WHAT IS ASKED:
The listing beneath should be written out in full, exactly as shown.

====== DATA SHOWN ======

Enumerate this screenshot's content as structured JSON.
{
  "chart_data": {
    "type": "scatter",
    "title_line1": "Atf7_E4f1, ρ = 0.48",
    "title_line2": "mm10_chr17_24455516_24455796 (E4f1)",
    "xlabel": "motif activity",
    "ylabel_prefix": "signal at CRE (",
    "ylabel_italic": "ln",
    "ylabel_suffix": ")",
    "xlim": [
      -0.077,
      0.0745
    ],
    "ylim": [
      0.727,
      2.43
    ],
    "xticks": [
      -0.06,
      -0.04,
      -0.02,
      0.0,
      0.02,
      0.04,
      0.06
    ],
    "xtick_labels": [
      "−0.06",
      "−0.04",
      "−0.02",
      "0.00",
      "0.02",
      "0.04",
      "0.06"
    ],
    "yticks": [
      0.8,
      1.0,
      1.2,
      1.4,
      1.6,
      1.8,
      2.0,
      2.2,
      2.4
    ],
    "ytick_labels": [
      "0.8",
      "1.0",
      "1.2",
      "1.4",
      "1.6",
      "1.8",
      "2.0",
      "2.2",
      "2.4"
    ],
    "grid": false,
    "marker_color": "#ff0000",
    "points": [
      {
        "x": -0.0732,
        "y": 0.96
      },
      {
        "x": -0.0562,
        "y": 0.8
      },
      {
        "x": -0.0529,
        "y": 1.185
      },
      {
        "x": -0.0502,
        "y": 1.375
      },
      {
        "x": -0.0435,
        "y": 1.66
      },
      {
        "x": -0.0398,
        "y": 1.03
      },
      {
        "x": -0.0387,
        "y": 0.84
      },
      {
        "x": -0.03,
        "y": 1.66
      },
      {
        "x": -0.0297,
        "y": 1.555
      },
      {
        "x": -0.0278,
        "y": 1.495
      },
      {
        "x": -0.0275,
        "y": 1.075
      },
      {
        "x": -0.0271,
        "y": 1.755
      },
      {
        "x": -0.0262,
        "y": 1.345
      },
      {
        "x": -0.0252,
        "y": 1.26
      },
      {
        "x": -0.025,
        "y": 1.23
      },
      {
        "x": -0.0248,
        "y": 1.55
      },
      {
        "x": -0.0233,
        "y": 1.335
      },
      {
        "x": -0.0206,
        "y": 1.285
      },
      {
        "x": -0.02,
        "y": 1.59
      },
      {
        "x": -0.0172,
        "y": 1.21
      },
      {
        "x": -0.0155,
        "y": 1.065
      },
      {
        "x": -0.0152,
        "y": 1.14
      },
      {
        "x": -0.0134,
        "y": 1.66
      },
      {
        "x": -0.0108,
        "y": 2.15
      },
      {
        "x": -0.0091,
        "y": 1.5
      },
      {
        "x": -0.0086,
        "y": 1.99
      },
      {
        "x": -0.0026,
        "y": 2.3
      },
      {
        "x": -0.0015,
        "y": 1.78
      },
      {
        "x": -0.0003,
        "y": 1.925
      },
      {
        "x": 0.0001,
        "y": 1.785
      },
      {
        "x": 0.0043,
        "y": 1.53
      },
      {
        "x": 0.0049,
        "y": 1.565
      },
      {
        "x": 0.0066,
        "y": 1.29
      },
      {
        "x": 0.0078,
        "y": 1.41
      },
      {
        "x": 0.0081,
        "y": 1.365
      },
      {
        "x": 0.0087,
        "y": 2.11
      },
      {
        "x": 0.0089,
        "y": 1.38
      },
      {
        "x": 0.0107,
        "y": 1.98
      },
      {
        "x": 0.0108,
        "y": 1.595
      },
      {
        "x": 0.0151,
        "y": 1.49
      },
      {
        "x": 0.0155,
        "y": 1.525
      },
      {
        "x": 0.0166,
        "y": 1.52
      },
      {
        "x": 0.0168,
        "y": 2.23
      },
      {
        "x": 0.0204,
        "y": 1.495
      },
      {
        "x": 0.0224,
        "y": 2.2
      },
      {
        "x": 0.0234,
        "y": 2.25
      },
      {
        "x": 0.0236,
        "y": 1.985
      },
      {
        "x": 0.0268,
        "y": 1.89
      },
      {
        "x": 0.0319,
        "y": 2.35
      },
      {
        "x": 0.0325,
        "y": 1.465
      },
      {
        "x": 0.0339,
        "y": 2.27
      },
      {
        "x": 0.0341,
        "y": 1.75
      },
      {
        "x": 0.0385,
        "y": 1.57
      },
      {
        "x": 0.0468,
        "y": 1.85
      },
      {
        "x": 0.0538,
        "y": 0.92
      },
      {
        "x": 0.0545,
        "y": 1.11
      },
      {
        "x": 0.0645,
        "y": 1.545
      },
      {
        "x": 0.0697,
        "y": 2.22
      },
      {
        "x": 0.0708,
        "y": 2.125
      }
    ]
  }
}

======

SOLVED PROBLEM:
Enumerate this screenshot's content as structured JSON.
{
  "chart_data": {
    "type": "scatter",
    "title_line1": "Atf7_E4f1, ρ = 0.48",
    "title_line2": "mm10_chr17_24455516_24455796 (E4f1)",
    "xlabel": "motif activity",
    "ylabel_prefix": "signal at CRE (",
    "ylabel_italic": "ln",
    "ylabel_suffix": ")",
    "xlim": [
      -0.077,
      0.0745
    ],
    "ylim": [
      0.727,
      2.43
    ],
    "xticks": [
      -0.06,
      -0.04,
      -0.02,
      0.0,
      0.02,
      0.04,
      0.06
    ],
    "xtick_labels": [
      "−0.06",
      "−0.04",
      "−0.02",
      "0.00",
      "0.02",
      "0.04",
      "0.06"
    ],
    "yticks": [
      0.8,
      1.0,
      1.2,
      1.4,
      1.6,
      1.8,
      2.0,
      2.2,
      2.4
    ],
    "ytick_labels": [
      "0.8",
      "1.0",
      "1.2",
      "1.4",
      "1.6",
      "1.8",
      "2.0",
      "2.2",
      "2.4"
    ],
    "grid": false,
    "marker_color": "#ff0000",
    "points": [
      {
        "x": -0.0732,
        "y": 0.96
      },
      {
        "x": -0.0562,
        "y": 0.8
      },
      {
        "x": -0.0529,
        "y": 1.185
      },
      {
        "x": -0.0502,
        "y": 1.375
      },
      {
        "x": -0.0435,
        "y": 1.66
      },
      {
        "x": -0.0398,
        "y": 1.03
      },
      {
        "x": -0.0387,
        "y": 0.84
      },
      {
        "x": -0.03,
        "y": 1.66
      },
      {
        "x": -0.0297,
        "y": 1.555
      },
      {
        "x": -0.0278,
        "y": 1.495
      },
      {
        "x": -0.0275,
        "y": 1.075
      },
      {
        "x": -0.0271,
        "y": 1.755
      },
      {
        "x": -0.0262,
        "y": 1.345
      },
      {
        "x": -0.0252,
        "y": 1.26
      },
      {
        "x": -0.025,
        "y": 1.23
      },
      {
        "x": -0.0248,
        "y": 1.55
      },
      {
        "x": -0.0233,
        "y": 1.335
      },
      {
        "x": -0.0206,
        "y": 1.285
      },
      {
        "x": -0.02,
        "y": 1.59
      },
      {
        "x": -0.0172,
        "y": 1.21
      },
      {
        "x": -0.0155,
        "y": 1.065
      },
      {
        "x": -0.0152,
        "y": 1.14
      },
      {
        "x": -0.0134,
        "y": 1.66
      },
      {
        "x": -0.0108,
        "y": 2.15
      },
      {
        "x": -0.0091,
        "y": 1.5
      },
      {
        "x": -0.0086,
        "y": 1.99
      },
      {
        "x": -0.0026,
        "y": 2.3
      },
      {
        "x": -0.0015,
        "y": 1.78
      },
      {
        "x": -0.0003,
        "y": 1.925
      },
      {
        "x": 0.0001,
        "y": 1.785
      },
      {
        "x": 0.0043,
        "y": 1.53
      },
      {
        "x": 0.0049,
        "y": 1.565
      },
      {
        "x": 0.0066,
        "y": 1.29
      },
      {
        "x": 0.0078,
        "y": 1.41
      },
      {
        "x": 0.0081,
        "y": 1.365
      },
      {
        "x": 0.0087,
        "y": 2.11
      },
      {
        "x": 0.0089,
        "y": 1.38
      },
      {
        "x": 0.0107,
        "y": 1.98
      },
      {
        "x": 0.0108,
        "y": 1.595
      },
      {
        "x": 0.0151,
        "y": 1.49
      },
      {
        "x": 0.0155,
        "y": 1.525
      },
      {
        "x": 0.0166,
        "y": 1.52
      },
      {
        "x": 0.0168,
        "y": 2.23
      },
      {
        "x": 0.0204,
        "y": 1.495
      },
      {
        "x": 0.0224,
        "y": 2.2
      },
      {
        "x": 0.0234,
        "y": 2.25
      },
      {
        "x": 0.0236,
        "y": 1.985
      },
      {
        "x": 0.0268,
        "y": 1.89
      },
      {
        "x": 0.0319,
        "y": 2.35
      },
      {
        "x": 0.0325,
        "y": 1.465
      },
      {
        "x": 0.0339,
        "y": 2.27
      },
      {
        "x": 0.0341,
        "y": 1.75
      },
      {
        "x": 0.0385,
        "y": 1.57
      },
      {
        "x": 0.0468,
        "y": 1.85
      },
      {
        "x": 0.0538,
        "y": 0.92
      },
      {
        "x": 0.0545,
        "y": 1.11
      },
      {
        "x": 0.0645,
        "y": 1.545
      },
      {
        "x": 0.0697,
        "y": 2.22
      },
      {
        "x": 0.0708,
        "y": 2.125
      }
    ]
  }
}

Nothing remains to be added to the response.